**EXERCISE:** Reproduce the lines of the material below verbatim, from the line with "x-tick-label: 36 — [587, 483, 605, 499]" up to and including the line with "colorbar-box — [783, 222, 801, 246]".

**EXTRACTED MATERIAL:**
┌──

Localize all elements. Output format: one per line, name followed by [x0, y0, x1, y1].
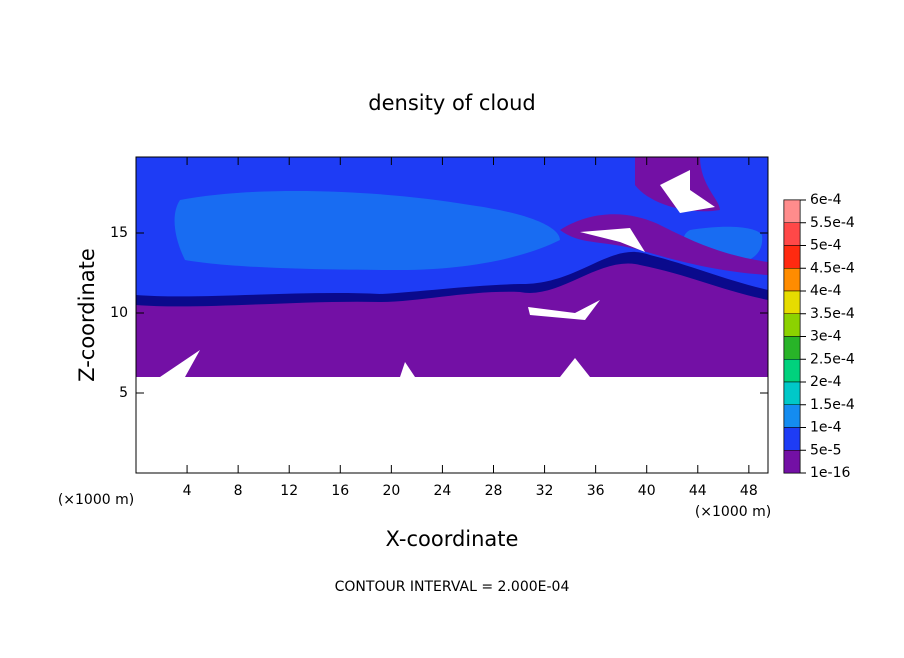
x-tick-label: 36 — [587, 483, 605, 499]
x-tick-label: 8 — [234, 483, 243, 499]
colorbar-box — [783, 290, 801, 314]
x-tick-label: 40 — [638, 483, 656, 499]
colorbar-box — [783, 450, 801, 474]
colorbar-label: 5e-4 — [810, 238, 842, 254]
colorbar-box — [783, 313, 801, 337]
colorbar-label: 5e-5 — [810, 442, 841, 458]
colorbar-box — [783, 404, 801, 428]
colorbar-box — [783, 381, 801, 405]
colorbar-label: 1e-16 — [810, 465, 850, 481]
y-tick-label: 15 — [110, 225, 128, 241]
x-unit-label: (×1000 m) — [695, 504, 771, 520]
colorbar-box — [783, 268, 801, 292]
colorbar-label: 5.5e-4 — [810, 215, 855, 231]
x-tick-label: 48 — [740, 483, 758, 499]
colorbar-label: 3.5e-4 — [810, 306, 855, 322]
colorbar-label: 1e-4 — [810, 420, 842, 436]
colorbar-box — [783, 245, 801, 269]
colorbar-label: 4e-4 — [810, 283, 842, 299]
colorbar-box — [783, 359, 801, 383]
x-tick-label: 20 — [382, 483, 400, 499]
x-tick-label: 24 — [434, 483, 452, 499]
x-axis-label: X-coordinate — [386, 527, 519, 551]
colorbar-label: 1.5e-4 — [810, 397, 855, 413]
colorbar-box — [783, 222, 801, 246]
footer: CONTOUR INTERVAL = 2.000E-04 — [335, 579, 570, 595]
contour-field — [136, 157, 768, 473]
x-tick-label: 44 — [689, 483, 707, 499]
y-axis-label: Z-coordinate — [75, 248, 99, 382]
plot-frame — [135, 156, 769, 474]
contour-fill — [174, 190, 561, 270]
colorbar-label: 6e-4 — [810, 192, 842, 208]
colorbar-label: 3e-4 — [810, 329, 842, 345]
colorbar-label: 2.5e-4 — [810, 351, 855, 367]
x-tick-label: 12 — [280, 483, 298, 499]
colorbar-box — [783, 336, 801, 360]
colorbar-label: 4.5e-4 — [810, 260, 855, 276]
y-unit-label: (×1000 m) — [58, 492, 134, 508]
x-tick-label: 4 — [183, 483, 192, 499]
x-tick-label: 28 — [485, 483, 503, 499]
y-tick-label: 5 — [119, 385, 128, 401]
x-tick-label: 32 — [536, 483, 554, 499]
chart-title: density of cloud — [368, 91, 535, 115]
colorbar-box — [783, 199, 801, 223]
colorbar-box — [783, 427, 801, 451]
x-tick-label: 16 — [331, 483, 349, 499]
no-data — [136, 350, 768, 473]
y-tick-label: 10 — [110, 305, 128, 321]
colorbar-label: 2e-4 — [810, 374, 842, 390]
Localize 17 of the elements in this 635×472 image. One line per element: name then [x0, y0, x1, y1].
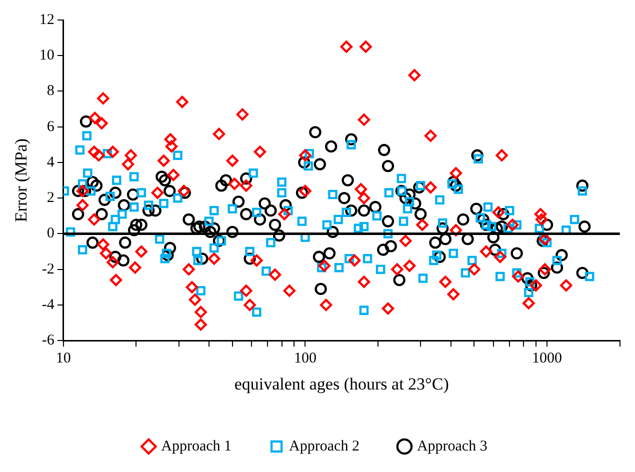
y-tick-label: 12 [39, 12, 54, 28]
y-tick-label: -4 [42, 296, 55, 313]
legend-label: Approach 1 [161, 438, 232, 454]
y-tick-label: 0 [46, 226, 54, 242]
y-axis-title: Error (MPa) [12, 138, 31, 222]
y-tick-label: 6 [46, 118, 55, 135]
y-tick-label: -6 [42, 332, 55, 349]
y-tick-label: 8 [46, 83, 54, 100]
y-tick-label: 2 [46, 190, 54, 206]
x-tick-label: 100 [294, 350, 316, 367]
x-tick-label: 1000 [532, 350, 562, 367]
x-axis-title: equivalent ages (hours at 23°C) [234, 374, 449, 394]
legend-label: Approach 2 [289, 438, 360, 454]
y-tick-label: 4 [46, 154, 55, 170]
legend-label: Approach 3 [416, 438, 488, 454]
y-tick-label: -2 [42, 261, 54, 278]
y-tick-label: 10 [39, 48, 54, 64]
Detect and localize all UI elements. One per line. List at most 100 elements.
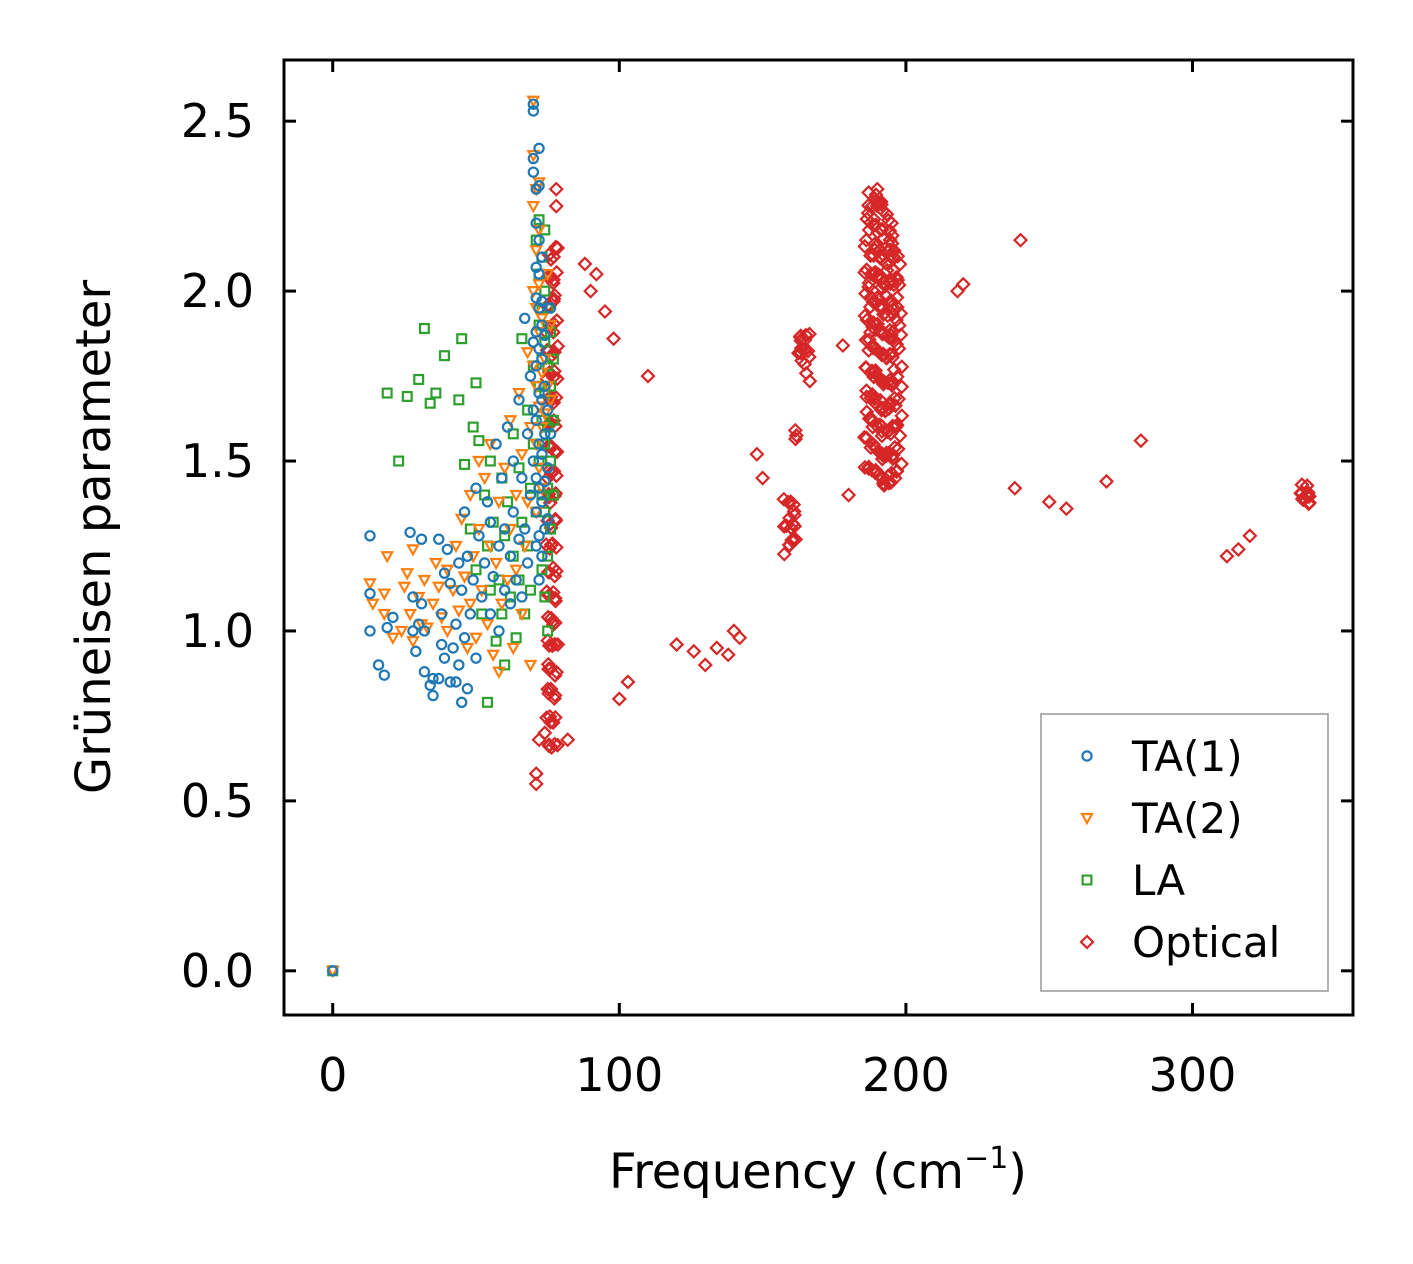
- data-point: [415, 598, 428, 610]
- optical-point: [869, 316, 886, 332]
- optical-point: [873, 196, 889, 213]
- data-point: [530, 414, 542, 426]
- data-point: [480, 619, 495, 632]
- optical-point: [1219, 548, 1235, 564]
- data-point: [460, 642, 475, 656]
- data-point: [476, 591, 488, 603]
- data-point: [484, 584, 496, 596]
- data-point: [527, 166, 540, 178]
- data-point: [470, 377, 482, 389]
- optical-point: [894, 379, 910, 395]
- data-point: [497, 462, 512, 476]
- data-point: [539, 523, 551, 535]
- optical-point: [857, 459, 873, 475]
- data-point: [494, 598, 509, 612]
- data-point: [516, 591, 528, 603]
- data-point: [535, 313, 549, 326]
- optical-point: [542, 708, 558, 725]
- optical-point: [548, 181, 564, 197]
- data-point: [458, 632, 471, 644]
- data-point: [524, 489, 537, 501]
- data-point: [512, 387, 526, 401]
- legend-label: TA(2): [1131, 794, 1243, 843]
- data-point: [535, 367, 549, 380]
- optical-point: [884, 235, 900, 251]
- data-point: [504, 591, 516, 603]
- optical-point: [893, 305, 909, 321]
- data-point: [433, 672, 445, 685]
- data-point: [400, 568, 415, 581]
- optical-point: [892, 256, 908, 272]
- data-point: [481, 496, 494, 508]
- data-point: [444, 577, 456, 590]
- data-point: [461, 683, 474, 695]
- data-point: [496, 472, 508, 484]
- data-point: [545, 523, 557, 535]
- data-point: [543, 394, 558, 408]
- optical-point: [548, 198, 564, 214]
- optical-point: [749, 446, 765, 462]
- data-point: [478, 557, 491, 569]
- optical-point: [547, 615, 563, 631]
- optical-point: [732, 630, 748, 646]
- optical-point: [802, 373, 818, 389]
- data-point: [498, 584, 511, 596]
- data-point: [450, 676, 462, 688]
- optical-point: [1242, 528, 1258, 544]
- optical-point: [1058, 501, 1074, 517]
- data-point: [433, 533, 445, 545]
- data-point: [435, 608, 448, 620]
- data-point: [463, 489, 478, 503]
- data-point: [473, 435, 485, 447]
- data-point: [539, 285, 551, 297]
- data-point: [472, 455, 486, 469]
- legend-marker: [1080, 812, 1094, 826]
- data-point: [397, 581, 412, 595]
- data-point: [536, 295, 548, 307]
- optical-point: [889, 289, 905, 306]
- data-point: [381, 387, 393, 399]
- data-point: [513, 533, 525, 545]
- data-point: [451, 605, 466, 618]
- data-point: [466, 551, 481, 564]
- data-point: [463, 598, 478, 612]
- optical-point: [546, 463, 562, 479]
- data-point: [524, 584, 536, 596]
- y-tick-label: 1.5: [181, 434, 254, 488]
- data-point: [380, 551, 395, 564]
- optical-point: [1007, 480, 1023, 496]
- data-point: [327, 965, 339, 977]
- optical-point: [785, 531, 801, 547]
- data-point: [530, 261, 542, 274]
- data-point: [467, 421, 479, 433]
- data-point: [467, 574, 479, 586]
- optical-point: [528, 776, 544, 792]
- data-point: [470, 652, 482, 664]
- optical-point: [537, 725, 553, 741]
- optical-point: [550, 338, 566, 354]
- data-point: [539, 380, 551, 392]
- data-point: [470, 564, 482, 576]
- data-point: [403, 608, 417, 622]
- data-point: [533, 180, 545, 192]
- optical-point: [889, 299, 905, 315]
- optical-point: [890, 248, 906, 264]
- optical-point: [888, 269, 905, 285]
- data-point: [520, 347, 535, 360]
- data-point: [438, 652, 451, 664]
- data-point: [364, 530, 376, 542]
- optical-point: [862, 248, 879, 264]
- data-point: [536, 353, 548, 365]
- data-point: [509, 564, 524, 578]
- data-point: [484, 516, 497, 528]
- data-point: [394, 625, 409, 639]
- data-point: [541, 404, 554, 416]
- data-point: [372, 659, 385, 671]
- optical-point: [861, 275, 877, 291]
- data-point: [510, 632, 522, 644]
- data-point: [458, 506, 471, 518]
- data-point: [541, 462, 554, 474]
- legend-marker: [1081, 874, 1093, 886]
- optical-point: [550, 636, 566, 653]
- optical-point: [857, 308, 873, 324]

└──

**EXERCISE ANSWER:**
x-tick-label: 36 — [587, 483, 605, 499]
x-tick-label: 8 — [234, 483, 243, 499]
colorbar-box — [783, 290, 801, 314]
x-tick-label: 40 — [638, 483, 656, 499]
colorbar-box — [783, 450, 801, 474]
colorbar-label: 5e-4 — [810, 238, 842, 254]
colorbar-box — [783, 313, 801, 337]
colorbar-label: 5e-5 — [810, 442, 841, 458]
colorbar-box — [783, 404, 801, 428]
colorbar-box — [783, 381, 801, 405]
colorbar-label: 1e-16 — [810, 465, 850, 481]
y-tick-label: 15 — [110, 225, 128, 241]
x-unit-label: (×1000 m) — [695, 504, 771, 520]
colorbar-box — [783, 268, 801, 292]
colorbar-label: 5.5e-4 — [810, 215, 855, 231]
x-tick-label: 48 — [740, 483, 758, 499]
colorbar-label: 3.5e-4 — [810, 306, 855, 322]
colorbar-label: 1e-4 — [810, 420, 842, 436]
colorbar-box — [783, 245, 801, 269]
colorbar-label: 4e-4 — [810, 283, 842, 299]
colorbar-box — [783, 359, 801, 383]
x-tick-label: 20 — [382, 483, 400, 499]
x-tick-label: 24 — [434, 483, 452, 499]
x-axis-label: X-coordinate — [386, 527, 519, 551]
colorbar-label: 1.5e-4 — [810, 397, 855, 413]
colorbar-box — [783, 222, 801, 246]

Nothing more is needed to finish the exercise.